Reproduce the records starting with the line that contains "Give me the" and going on through the line that contains "species-name: Lepidosiren annectens", unchanged.

_ _ _ _ _

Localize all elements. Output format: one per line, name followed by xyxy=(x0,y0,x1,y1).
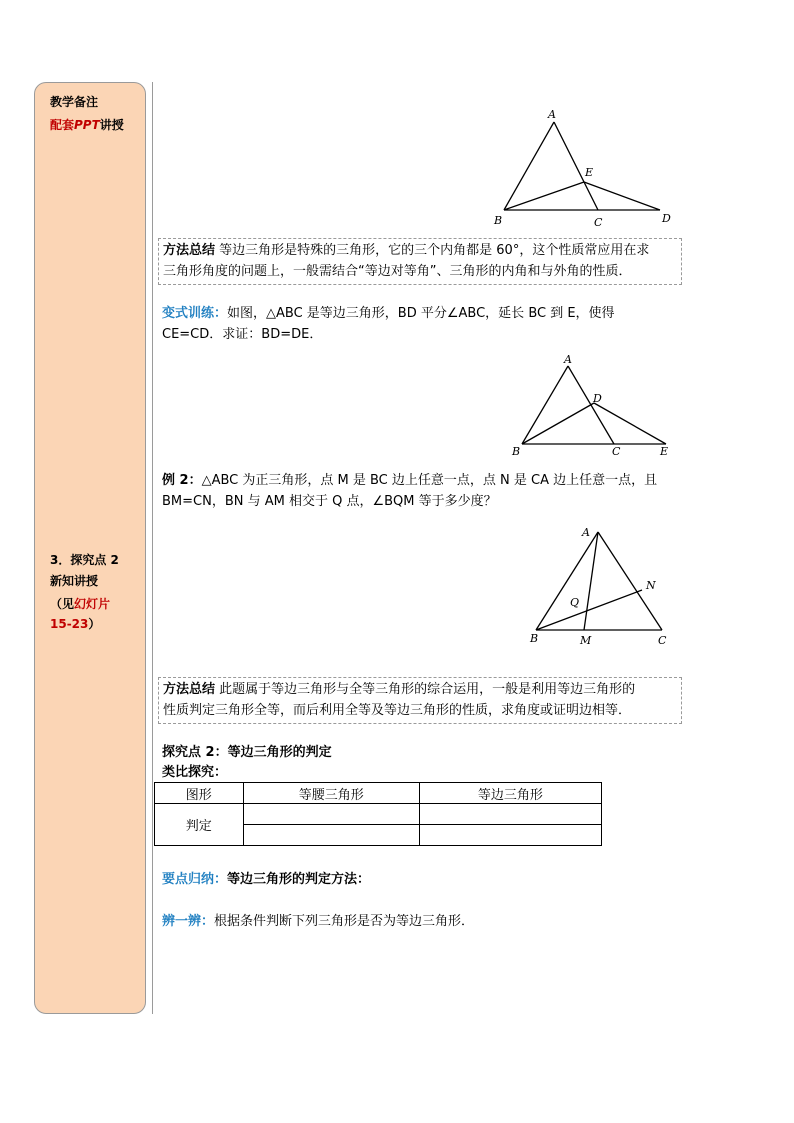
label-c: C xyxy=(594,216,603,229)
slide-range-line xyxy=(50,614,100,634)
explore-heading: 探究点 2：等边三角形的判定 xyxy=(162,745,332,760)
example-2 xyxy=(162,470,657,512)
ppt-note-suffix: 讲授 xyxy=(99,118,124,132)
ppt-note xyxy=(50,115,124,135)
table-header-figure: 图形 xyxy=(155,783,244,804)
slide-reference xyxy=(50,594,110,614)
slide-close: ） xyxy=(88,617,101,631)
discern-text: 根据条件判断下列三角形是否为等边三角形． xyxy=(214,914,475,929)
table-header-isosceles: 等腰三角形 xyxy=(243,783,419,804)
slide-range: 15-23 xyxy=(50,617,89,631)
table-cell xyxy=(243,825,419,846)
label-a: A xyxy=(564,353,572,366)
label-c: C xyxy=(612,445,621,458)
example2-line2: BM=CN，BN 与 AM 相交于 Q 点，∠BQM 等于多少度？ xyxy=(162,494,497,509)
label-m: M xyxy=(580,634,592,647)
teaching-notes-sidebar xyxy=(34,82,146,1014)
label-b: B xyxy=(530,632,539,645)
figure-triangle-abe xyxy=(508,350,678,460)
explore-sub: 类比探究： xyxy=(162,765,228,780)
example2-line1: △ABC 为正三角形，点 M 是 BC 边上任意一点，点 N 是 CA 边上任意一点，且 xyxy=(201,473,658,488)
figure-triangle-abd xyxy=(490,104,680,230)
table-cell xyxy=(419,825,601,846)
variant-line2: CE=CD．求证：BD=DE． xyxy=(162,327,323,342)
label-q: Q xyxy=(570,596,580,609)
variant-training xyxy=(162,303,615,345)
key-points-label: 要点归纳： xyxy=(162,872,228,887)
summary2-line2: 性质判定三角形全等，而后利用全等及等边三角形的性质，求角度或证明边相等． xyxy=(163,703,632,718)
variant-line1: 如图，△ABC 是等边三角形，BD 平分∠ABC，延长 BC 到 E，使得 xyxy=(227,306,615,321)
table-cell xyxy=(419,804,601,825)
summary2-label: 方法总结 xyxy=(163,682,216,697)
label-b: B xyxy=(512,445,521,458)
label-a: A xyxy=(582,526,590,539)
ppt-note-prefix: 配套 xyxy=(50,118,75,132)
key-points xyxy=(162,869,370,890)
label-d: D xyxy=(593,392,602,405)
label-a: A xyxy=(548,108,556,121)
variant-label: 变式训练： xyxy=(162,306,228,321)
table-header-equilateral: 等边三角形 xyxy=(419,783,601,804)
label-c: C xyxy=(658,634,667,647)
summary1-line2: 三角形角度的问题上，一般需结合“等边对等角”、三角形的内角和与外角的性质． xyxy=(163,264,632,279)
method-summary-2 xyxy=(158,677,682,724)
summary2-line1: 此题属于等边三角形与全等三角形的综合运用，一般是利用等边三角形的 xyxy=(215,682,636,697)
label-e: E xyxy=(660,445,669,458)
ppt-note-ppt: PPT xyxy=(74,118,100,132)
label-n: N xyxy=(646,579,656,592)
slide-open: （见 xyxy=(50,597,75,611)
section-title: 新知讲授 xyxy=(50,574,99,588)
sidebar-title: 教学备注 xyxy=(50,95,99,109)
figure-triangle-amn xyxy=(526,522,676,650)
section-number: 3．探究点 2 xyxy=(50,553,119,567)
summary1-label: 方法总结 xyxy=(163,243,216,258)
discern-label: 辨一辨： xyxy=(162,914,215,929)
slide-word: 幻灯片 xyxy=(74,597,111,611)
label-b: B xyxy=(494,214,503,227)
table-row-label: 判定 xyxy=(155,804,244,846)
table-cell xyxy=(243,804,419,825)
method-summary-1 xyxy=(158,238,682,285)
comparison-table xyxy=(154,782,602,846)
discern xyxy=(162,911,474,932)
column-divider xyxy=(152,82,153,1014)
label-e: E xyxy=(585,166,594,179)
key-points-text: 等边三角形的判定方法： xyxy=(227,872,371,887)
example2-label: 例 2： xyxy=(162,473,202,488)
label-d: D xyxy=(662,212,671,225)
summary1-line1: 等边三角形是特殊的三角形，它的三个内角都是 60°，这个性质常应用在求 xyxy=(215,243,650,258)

_ _ _ _ _

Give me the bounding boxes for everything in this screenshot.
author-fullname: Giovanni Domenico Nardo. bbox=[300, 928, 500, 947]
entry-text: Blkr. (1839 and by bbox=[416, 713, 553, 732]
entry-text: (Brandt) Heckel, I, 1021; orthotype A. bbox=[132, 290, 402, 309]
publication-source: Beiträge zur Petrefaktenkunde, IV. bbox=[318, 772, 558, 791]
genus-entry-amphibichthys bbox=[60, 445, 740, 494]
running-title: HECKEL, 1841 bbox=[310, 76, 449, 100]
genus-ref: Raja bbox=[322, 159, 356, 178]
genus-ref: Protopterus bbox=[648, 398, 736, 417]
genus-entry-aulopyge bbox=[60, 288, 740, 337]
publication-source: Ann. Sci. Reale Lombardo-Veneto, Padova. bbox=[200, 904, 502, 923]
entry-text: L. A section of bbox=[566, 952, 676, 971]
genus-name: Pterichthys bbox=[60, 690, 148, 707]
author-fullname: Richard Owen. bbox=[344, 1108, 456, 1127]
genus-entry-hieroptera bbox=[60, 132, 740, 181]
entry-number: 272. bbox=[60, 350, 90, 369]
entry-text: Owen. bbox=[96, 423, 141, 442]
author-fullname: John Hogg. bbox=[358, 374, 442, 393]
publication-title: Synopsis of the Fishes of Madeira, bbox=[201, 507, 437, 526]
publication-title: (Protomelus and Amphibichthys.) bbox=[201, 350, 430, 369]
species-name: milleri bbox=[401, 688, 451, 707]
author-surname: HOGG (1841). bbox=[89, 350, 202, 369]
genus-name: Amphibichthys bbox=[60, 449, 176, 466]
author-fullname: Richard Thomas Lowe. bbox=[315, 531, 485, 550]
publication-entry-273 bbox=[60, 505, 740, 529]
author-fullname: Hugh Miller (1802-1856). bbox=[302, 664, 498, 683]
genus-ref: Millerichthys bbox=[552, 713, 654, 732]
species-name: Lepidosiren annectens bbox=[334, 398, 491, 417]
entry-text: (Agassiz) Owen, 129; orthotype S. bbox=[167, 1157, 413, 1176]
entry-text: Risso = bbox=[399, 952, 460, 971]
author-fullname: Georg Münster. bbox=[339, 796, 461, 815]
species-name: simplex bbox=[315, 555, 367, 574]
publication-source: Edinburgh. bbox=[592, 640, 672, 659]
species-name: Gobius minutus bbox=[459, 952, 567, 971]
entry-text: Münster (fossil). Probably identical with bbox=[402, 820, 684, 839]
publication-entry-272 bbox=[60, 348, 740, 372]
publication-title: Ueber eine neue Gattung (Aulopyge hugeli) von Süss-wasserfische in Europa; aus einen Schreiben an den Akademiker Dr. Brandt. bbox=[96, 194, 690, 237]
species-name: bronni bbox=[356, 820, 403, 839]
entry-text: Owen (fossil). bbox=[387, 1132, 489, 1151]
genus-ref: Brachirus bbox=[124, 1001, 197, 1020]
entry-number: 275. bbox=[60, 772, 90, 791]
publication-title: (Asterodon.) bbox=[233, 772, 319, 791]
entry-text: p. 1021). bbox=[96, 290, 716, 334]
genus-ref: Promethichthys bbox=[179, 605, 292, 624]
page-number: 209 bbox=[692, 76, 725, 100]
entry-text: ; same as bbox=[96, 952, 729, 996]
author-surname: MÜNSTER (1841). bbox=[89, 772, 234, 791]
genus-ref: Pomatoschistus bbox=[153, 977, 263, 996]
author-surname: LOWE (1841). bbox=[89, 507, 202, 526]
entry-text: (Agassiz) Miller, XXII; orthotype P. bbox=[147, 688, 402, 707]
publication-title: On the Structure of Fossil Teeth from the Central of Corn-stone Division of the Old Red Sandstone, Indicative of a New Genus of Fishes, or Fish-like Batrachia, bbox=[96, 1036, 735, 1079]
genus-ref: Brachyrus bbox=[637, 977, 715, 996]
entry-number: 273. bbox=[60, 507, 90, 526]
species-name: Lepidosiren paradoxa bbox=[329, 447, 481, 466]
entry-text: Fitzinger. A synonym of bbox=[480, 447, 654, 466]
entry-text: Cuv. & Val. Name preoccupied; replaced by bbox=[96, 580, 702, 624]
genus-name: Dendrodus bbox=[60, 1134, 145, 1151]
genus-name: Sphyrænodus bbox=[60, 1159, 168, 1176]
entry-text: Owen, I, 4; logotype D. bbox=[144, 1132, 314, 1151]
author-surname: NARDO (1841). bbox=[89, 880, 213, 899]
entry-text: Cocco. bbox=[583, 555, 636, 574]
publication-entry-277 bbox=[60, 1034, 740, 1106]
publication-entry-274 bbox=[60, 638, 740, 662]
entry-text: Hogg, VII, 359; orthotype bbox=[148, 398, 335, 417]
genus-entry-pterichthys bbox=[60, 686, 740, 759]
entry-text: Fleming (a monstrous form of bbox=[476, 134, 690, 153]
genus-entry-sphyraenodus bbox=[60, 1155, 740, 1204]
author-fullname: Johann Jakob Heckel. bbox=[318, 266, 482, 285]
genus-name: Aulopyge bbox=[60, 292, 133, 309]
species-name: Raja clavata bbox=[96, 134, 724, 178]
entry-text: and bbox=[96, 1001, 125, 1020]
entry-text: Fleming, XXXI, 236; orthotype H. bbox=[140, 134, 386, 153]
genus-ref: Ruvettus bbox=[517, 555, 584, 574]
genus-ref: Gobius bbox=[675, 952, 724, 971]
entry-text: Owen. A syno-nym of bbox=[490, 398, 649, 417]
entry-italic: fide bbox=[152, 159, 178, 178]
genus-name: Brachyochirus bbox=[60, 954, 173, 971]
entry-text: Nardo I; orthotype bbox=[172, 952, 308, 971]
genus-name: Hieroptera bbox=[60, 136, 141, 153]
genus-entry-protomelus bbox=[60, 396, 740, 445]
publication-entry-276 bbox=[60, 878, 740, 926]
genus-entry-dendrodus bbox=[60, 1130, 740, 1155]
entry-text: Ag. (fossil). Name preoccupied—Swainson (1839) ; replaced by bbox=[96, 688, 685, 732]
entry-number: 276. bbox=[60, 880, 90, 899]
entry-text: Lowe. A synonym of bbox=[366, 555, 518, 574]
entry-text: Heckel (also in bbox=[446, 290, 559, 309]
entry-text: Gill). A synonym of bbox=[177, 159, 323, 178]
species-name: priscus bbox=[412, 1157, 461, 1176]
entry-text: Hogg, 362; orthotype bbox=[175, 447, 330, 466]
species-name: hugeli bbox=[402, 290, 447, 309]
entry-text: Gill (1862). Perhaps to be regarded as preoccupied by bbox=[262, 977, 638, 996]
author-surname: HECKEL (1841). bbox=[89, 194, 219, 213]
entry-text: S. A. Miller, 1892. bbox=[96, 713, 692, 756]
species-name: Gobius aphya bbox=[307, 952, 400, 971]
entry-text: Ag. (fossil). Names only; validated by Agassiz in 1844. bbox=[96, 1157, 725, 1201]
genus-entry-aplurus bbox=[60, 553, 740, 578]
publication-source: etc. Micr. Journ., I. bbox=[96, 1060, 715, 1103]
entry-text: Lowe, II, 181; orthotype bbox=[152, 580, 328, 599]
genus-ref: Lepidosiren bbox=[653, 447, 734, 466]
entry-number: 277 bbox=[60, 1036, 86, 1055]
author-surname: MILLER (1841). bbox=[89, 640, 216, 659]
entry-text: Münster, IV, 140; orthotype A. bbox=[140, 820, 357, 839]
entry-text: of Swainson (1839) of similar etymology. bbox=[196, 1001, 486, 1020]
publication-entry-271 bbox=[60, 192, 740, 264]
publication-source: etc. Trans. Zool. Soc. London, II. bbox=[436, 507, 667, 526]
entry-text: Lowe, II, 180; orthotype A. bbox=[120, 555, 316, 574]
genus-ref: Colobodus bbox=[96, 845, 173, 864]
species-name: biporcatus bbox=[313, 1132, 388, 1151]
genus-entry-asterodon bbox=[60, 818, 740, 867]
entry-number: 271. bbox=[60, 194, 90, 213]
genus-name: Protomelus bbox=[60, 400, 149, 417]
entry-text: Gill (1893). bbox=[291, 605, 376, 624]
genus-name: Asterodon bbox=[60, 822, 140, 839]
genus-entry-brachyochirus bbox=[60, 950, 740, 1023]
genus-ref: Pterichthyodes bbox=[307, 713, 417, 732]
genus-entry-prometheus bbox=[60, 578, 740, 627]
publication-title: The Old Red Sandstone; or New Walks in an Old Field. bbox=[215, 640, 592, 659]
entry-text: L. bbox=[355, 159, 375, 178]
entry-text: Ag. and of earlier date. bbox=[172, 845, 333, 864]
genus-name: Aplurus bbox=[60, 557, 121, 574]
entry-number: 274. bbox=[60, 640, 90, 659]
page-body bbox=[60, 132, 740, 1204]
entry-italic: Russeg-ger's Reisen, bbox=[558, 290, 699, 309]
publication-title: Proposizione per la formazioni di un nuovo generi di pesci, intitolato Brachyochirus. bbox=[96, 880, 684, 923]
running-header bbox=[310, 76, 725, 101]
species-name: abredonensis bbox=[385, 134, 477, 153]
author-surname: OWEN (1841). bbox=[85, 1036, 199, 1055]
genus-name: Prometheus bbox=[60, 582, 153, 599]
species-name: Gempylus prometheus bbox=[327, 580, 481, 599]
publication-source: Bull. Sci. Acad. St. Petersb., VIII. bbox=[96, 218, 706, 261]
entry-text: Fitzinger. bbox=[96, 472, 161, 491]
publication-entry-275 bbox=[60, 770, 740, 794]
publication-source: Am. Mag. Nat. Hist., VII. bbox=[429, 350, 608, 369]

_ _ _ _ _

Task solution »
Give me the bounding boxes for everything in this screenshot.
author-fullname: Giovanni Domenico Nardo. bbox=[300, 928, 500, 947]
entry-text: Blkr. (1839 and by bbox=[416, 713, 553, 732]
entry-text: (Brandt) Heckel, I, 1021; orthotype A. bbox=[132, 290, 402, 309]
publication-source: Beiträge zur Petrefaktenkunde, IV. bbox=[318, 772, 558, 791]
genus-entry-amphibichthys bbox=[60, 445, 740, 494]
running-title: HECKEL, 1841 bbox=[310, 76, 449, 100]
genus-ref: Raja bbox=[322, 159, 356, 178]
genus-ref: Protopterus bbox=[648, 398, 736, 417]
genus-entry-aulopyge bbox=[60, 288, 740, 337]
publication-source: Ann. Sci. Reale Lombardo-Veneto, Padova. bbox=[200, 904, 502, 923]
entry-text: L. A section of bbox=[566, 952, 676, 971]
genus-name: Pterichthys bbox=[60, 690, 148, 707]
author-fullname: Richard Owen. bbox=[344, 1108, 456, 1127]
genus-entry-hieroptera bbox=[60, 132, 740, 181]
entry-number: 272. bbox=[60, 350, 90, 369]
entry-text: Owen. bbox=[96, 423, 141, 442]
author-fullname: John Hogg. bbox=[358, 374, 442, 393]
publication-title: Synopsis of the Fishes of Madeira, bbox=[201, 507, 437, 526]
publication-title: (Protomelus and Amphibichthys.) bbox=[201, 350, 430, 369]
species-name: milleri bbox=[401, 688, 451, 707]
author-surname: HOGG (1841). bbox=[89, 350, 202, 369]
genus-name: Amphibichthys bbox=[60, 449, 176, 466]
author-fullname: Richard Thomas Lowe. bbox=[315, 531, 485, 550]
publication-entry-273 bbox=[60, 505, 740, 529]
author-fullname: Hugh Miller (1802-1856). bbox=[302, 664, 498, 683]
genus-ref: Millerichthys bbox=[552, 713, 654, 732]
species-name: Lepidosiren annectens bbox=[334, 398, 491, 417]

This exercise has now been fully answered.